### Goal A
Reproduce the passage of the activation-function thread starting at "Leaky ReLUs" and ending at "problem. (true for all following)".
### Goal B
Continue the activation-function thread from its final line.

### Article
===
I'm wondering about the benefits of advanced activation layers such as LeakyReLU, Parametric ReLU, and Exponential Linear Unit (ELU). What are the differences between them and how do they benefit training?
-
1Partially helpful answer – Dawny33 Aug 23 '17 at 17:53
-
Would you please explain the exact meaning of 'noise in deactivation results in different levels of absence'?, what is levels of absence? – Nina Jan 18 '18 at 11:05
1 Answers
ReLU
Simply rectifies the input, meaning positive inputs are retained but negatives give an output of zero. (Hahnloser et al. 2010)
$$ f(x) = max(0,x) $$ Pros:
- Eliminates the vanishing/exploding gradient problem. (true for all following as well)
- Sparse activation. (true for all following as well)
- Noise-robust deactivation state (i.e. does not attempt to encode the degree of absence).
Cons:
- Dying ReLU problem (many neurons end up in a state where they are inactive for most or all inputs).
- Not differentiable. (true for all following as well)
- No negative values means mean unit activation is often far from zero. This slows down learning.
Leaky ReLUs
Adds a small coefficient ($<1$) for negative values. (Maas, Hannun, & Ng 2013)
$$ f(x) = \begin{cases} x & \text{if } x \geq 0 \\ 0.1 x & \text{otherwise} \end{cases} $$
Pros:
- Alleviates dying ReLU problem. (true for all following)
- Negative activations push mean unit activation closer to zero and thus speeds up learning. (true for all following)
===
### Records from a data collection
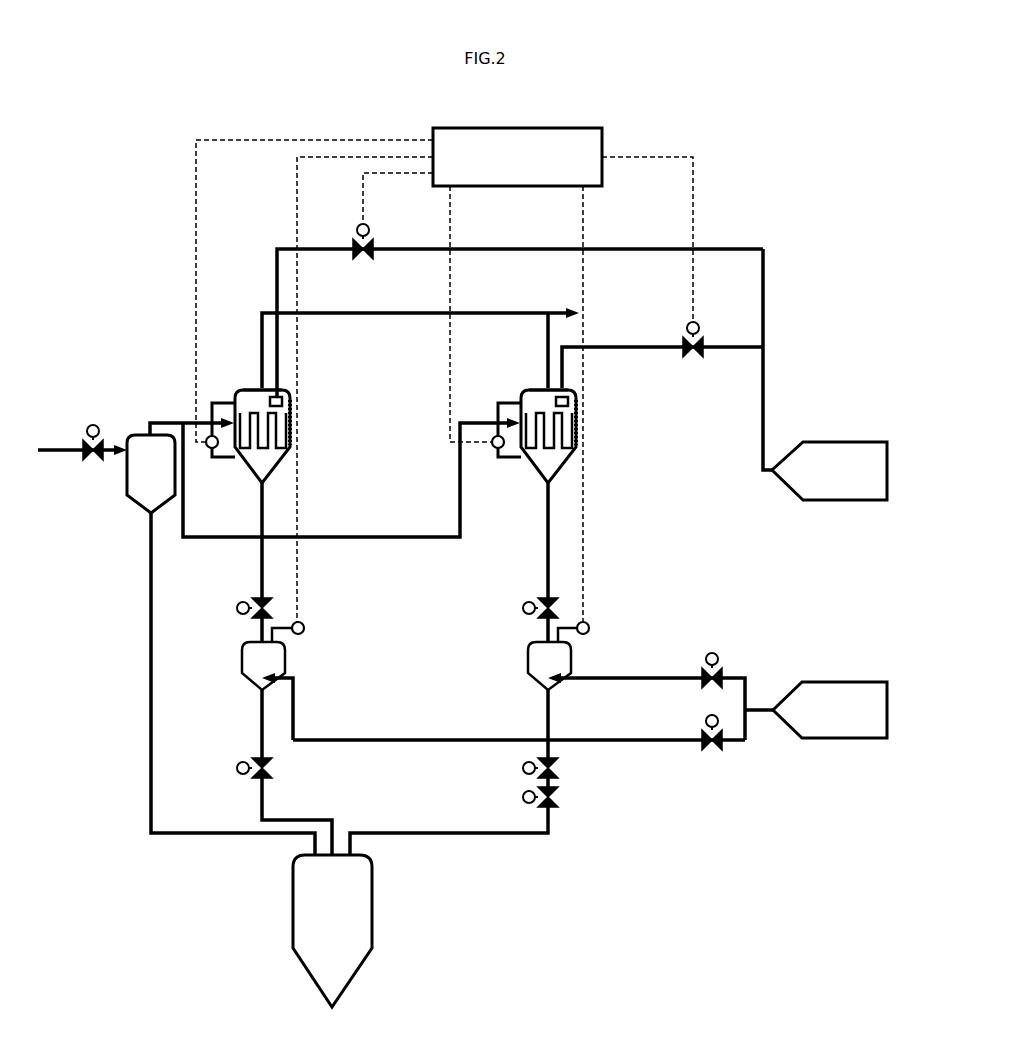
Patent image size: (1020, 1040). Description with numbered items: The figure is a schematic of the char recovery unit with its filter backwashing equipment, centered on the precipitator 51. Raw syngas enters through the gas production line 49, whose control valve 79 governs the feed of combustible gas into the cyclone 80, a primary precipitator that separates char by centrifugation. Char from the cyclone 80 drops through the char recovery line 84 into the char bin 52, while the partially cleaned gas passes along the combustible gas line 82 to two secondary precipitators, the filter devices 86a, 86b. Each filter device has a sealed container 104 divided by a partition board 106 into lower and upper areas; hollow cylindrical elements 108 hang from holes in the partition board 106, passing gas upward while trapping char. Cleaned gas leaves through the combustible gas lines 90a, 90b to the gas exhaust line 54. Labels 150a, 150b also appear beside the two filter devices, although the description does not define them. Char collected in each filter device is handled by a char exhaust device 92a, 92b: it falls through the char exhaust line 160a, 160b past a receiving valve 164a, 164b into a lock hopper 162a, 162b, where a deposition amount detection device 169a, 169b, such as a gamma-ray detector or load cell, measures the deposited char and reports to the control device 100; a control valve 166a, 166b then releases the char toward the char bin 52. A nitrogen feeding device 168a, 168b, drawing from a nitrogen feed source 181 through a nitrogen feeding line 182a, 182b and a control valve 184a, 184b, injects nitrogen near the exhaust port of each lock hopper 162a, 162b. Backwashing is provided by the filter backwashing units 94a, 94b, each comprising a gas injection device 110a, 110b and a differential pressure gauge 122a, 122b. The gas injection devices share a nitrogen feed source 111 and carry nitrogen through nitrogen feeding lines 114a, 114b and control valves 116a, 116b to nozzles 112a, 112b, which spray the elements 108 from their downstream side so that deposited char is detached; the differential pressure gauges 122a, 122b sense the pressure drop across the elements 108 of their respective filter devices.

The control device 100 is at (546, 128).
The precipitator 51 is at (178, 226).
The filter backwashing unit 94a is at (218, 277).
The filter backwashing unit 94b is at (850, 324).
The gas injection device 110a is at (268, 236).
The gas injection device 110b is at (778, 367).
The nitrogen feeding line 114a is at (718, 249).
The nitrogen feeding line 114b is at (746, 346).
The control valve 116a is at (366, 224).
The control valve 116b is at (688, 326).
The combustible gas line 90a is at (326, 312).
The combustible gas line 90b is at (546, 318).
The gas exhaust line 54 is at (566, 311).
The first reactor 150a is at (392, 457).
The second reactor 150b is at (752, 551).
The element 108 is at (291, 446).
The filter device 86a is at (290, 392).
The filter device 86b is at (576, 392).
The container 104 is at (238, 392).
The partition board 106 is at (247, 412).
The nozzle 112a is at (284, 400).
The nozzle 112b is at (570, 400).
The differential pressure gauge 122a is at (212, 450).
The differential pressure gauge 122b is at (498, 450).
The gas production line 49 is at (55, 447).
The control valve 79 is at (93, 425).
The cyclone 80 is at (127, 478).
The combustible gas line 82 is at (163, 423).
The char recovery line 84 is at (148, 718).
The char exhaust line 160a is at (268, 548).
The char exhaust line 160b is at (546, 544).
The char exhaust device 92a is at (236, 634).
The char exhaust device 92b is at (525, 632).
The receiving valve 164a is at (274, 610).
The receiving valve 164b is at (560, 606).
The deposition amount detection device 169a is at (305, 633).
The deposition amount detection device 169b is at (590, 628).
The lock hopper 162a is at (285, 665).
The lock hopper 162b is at (572, 660).
The control valve 166a is at (273, 776).
The control valve 166b is at (565, 800).
The nitrogen feeding line 182a is at (389, 740).
The nitrogen feeding line 182b is at (577, 680).
The control valve 184a is at (722, 748).
The control valve 184b is at (722, 672).
The nitrogen feeding device 168a is at (462, 692).
The nitrogen feeding device 168b is at (768, 602).
The nitrogen feed source 111 is at (833, 442).
The nitrogen feed source 181 is at (832, 682).
The char bin 52 is at (293, 895).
===
### Reply A
Leaky ReLUs
Adds a small coefficient ($<1$) for negative values. (Maas, Hannun, & Ng 2013)
$$ f(x) = \begin{cases} x & \text{if } x \geq 0 \\ 0.1 x & \text{otherwise} \end{cases} $$
Pros:
- Alleviates dying ReLU problem. (true for all following)

### Reply B
Cons:
- Deactivation state is not noise-robust (i.e. noise in deactivation results in different levels of absence).
PReLUs
Just like Leaky ReLUs but with a learnable coefficient. (Note that in the below equation a different $a$ can be learned for different channels.) (He et al. 2015)
$$ f(x) = \begin{cases} x & \text{if } x \geq 0 \\ a x & \text{otherwise} \end{cases} $$
Pros:
- Improved performance (lower error rate on benchmark tasks) compared to Leaky ReLUs.
Cons:
- Deactivation state is not noise-robust (i.e. noise in deactivation results in different levels of absence).
ELUs
$$ f(x) = \begin{cases} x & \text{if } x \geq 0 \\ \alpha(exp(x)-1) & \text{otherwise} \end{cases} $$
Replaces the small linear gradient of Leaky ReLUs and PReLUs with a vanishing gradient. (Clevert, Unterthiner, Hochreiter 2016)
Pros:
- Improved performance (lower error and faster learning) compared to ReLUs.
- Deactivation state is noise-robust.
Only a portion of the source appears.